=== TEXTO DO DOCUMENTO ===

A Globo vem há algumas semanas mexendo em Três Graças na ilha de edição. A medida não tem relação com tentativas de turbinar a audiência, como ocorreu com Mania de Você (2024), cujos primeiros episódios foram picotados –até demais– pela emissora. Agora, a intervenção ocorre por um motivo técnico: os capítulos entregues por Aguinaldo Silva estão ligeiramente mais curtos do que o necessário para ocupar a faixa.
Esse é um movimento até comum nos bastidores, que já afetou até folhetins de sucesso, como Vai na Fé (2023). Apesar disso, também traz riscos. Um deles foi o que acabou atrapalhando Um Lugar ao Sol (2021), que foi alongada à força para dar mais tempo de produção ao remake de Pantanal (2022).
O folhetim de Lícia Manzo, que recentemente voltou a reforçar o time de autores da Globo, acabou perdendo os seus ganchos. Ou seja, aquela cena mais forte no final do capítulo para prender a atenção do telespectador e, assim, incentivá-lo a assistir à história no dia seguinte.
Até aqui, Três Graças conseguiu manter os seus ganchos até que bem intactos, já que a edição tem preferido puxar cenas de menor impacto do próximo capítulo para manter o tempo de arte. Essa medida, porém, não é à prova de falhas.
Especialmente porque os autores –ainda mais alguém do quilate de Aguinaldo Silva– também criam “microganchos” dentro de sua história. São as sequências pensadas especialmente para serem exibidas antes do intervalo comercial, a fim de evitar que o público zapeie por outros canais.
Esses ajustes ajudam a explicar, ainda em partes, porque Três Graças tem perdido alguns décimos importantes na Grande São Paulo.
A novela das nove já foi superada até por Êta Mundo Melhor!, sobretudo porque –com a mudança de comportamento no horário nobre– tem que se esforçar ao máximo para que o público não mude de canal, migre para o streaming ou desligue a televisão após às 22h.
A Globo ainda acredita no potencial de Três Graças, que segue elogiada internamente, nas redes sociais e até pela crítica especializada. Mas o ajuste fino na ilha de edição mostra que até mesmo produções de peso precisam de calibragem constante para se adequar ao novo consumo televisivo.
Em um cenário em que cada minuto conta, a diferença entre um corte preciso e um excesso de remendos pode definir se o público permanece ligado diante da TV –ou se desliga o aparelho antes do último gancho.

=== DADOS EXTRAÍDOS ===

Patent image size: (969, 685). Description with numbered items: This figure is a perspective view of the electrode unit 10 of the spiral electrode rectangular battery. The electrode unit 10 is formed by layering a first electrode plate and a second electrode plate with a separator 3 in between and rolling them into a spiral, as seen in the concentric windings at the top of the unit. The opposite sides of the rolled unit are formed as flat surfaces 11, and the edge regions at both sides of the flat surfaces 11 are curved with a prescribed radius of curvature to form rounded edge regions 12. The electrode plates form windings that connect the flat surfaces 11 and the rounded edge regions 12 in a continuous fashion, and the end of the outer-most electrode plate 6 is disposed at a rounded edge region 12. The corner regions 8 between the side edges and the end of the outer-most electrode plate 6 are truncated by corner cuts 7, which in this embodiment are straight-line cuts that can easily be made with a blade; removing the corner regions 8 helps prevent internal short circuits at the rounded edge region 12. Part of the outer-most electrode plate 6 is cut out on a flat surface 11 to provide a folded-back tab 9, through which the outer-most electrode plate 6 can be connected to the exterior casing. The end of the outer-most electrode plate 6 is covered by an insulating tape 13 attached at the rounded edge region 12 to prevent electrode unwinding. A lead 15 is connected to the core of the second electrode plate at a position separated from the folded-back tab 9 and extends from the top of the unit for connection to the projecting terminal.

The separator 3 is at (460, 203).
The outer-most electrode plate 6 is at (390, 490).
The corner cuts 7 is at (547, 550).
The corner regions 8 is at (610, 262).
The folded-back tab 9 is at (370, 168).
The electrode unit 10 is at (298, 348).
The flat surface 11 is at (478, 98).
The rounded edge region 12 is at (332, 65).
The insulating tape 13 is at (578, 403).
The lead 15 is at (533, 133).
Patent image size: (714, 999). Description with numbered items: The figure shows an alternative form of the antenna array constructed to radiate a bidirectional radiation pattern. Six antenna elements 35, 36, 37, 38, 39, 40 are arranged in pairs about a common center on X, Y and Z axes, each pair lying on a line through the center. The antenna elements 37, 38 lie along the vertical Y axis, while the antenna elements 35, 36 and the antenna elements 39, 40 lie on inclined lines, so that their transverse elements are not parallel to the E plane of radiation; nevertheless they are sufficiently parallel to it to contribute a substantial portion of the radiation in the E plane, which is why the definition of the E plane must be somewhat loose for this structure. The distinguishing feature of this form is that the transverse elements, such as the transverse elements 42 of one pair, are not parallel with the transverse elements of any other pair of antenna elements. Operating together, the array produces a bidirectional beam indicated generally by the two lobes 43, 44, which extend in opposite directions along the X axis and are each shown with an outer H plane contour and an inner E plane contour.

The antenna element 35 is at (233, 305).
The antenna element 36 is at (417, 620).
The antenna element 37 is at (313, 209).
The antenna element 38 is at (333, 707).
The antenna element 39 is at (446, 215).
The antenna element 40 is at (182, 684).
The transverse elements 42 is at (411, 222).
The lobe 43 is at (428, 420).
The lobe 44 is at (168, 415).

===

• [TAREFA 1]:
Segundo o texto sobre a novela Três Graças, qual novela já superou Três Graças?
• [TAREFA 2]:
Pelo que diz o texto sobre a novela Três Graças, por que a novela conseguiu manter seus ganchos quase intactos até agora? Responda em até três frases.
• [TAREFA 3]:
Transcreva do texto sobre a novela Três Graças o trecho que começa em "A novela das" e termina em "após às 22h.", sem mudar nada.
Os registros são um material à parte, sem ligação com o texto.

• [SUA RESPOSTA 1]:
Êta Mundo Melhor!

• [SUA RESPOSTA 2]:
Três Graças manteve os ganchos quase intactos porque a edição tem preferido puxar do capítulo seguinte cenas de menor impacto. Assim, ela completa o tempo de arte sem mexer nas cenas fortes do fim do capítulo.

• [SUA RESPOSTA 3]:
A novela das nove já foi superada até por Êta Mundo Melhor!, sobretudo porque –com a mudança de comportamento no horário nobre– tem que se esforçar ao máximo para que o público não mude de canal, migre para o streaming ou desligue a televisão após às 22h.